[Stored records]
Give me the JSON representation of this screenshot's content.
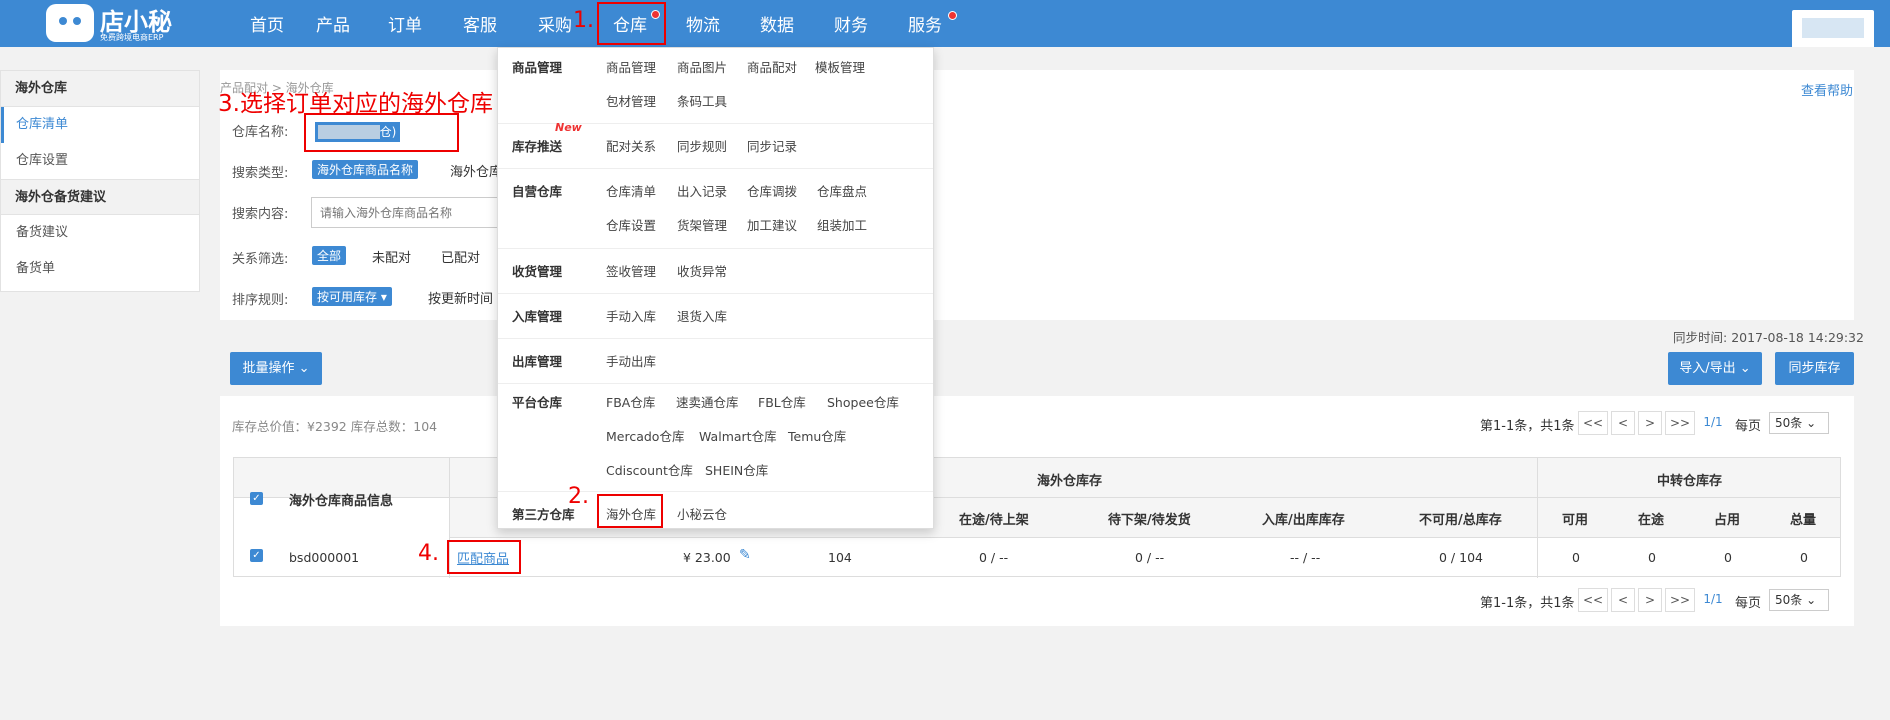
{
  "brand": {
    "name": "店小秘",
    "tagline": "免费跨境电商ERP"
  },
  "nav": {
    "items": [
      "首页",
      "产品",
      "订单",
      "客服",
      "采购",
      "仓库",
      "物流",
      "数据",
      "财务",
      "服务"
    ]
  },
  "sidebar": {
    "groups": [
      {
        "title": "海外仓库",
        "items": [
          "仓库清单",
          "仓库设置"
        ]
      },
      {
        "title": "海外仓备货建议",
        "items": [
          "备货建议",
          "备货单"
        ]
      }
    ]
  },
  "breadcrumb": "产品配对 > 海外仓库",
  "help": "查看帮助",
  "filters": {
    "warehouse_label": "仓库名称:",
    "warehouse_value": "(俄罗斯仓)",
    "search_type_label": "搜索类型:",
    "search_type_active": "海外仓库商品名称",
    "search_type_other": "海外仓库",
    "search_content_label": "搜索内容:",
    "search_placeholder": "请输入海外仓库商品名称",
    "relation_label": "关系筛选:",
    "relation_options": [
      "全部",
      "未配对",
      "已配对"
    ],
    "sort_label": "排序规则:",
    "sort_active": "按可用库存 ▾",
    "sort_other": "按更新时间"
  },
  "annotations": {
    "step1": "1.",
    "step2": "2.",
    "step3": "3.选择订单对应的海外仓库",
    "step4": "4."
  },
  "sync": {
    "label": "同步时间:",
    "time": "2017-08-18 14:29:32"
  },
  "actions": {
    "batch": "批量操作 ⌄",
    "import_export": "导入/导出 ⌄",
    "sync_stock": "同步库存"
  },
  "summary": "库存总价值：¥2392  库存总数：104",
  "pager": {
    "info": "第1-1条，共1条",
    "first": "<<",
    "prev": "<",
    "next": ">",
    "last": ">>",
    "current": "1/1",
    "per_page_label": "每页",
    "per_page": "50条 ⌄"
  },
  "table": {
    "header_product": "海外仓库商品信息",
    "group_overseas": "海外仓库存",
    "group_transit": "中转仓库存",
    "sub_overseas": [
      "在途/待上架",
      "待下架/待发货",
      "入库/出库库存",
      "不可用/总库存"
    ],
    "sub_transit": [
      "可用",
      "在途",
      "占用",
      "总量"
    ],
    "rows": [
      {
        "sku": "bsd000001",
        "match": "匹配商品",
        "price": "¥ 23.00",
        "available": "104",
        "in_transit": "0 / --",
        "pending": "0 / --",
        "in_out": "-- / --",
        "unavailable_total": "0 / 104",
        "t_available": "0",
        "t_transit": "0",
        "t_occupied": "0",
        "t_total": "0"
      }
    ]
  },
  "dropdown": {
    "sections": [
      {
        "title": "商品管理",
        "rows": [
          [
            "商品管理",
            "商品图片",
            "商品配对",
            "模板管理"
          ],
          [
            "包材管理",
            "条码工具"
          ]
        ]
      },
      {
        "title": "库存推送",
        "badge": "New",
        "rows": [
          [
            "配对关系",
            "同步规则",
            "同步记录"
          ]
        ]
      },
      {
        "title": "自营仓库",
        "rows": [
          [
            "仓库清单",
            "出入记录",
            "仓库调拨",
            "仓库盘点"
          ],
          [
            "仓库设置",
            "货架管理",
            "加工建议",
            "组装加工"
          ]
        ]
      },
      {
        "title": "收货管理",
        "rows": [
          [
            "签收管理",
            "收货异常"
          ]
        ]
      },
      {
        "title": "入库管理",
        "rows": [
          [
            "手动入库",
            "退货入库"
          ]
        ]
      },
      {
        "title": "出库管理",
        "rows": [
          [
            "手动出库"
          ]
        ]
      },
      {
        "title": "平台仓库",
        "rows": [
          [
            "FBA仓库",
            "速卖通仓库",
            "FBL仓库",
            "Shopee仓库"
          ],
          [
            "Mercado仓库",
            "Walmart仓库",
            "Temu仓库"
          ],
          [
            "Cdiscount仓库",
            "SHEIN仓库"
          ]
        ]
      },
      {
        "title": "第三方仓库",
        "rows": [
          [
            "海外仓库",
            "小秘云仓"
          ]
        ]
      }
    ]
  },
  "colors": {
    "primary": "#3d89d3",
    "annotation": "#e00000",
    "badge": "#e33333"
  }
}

--

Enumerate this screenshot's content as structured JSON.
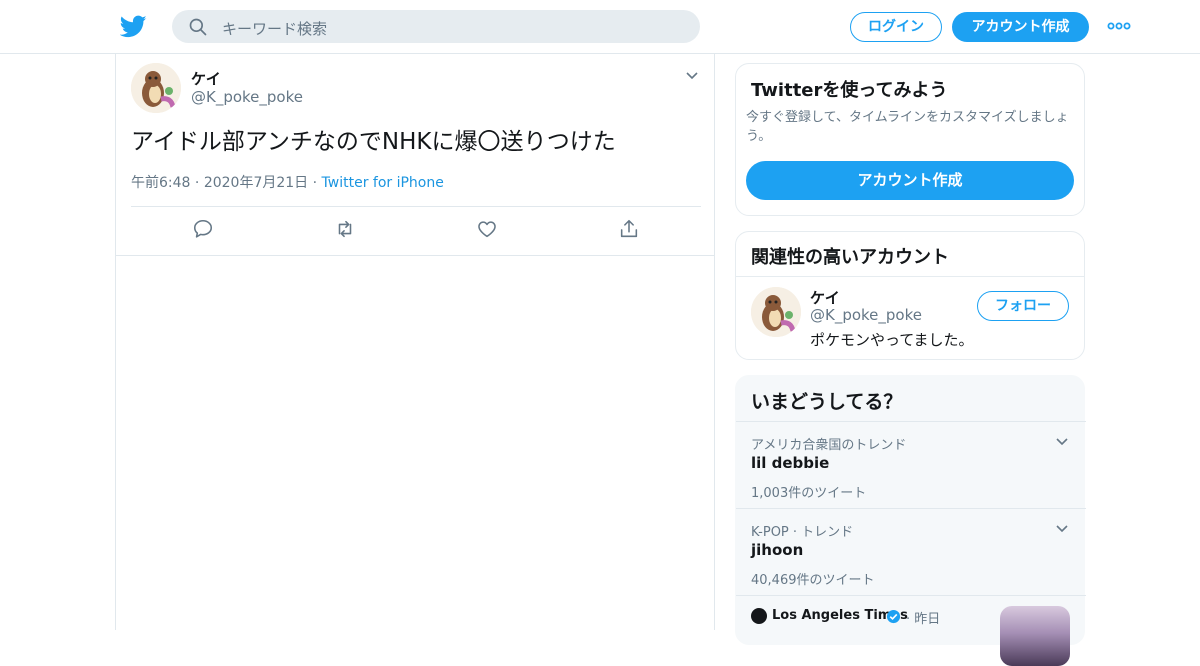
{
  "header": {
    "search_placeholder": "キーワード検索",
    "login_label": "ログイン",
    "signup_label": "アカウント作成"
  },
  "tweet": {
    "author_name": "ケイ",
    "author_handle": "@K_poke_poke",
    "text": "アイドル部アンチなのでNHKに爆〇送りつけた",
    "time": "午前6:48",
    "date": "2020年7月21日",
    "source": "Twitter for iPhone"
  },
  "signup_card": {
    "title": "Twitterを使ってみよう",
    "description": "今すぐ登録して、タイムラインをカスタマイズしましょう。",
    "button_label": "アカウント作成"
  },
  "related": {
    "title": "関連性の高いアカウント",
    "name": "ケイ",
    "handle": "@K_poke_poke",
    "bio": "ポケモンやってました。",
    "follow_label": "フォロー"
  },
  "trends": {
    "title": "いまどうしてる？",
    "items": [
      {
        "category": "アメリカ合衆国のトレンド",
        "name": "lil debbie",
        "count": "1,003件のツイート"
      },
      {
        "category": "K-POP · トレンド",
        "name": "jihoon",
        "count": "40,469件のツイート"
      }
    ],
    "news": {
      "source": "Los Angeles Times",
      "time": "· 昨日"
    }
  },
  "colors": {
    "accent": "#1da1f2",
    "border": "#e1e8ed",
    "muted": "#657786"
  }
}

> _The problem_: Gather every line from the listing above in which the word "category" appears.

> _Answer to the problem_:
        "category": "アメリカ合衆国のトレンド",
        "category": "K-POP · トレンド",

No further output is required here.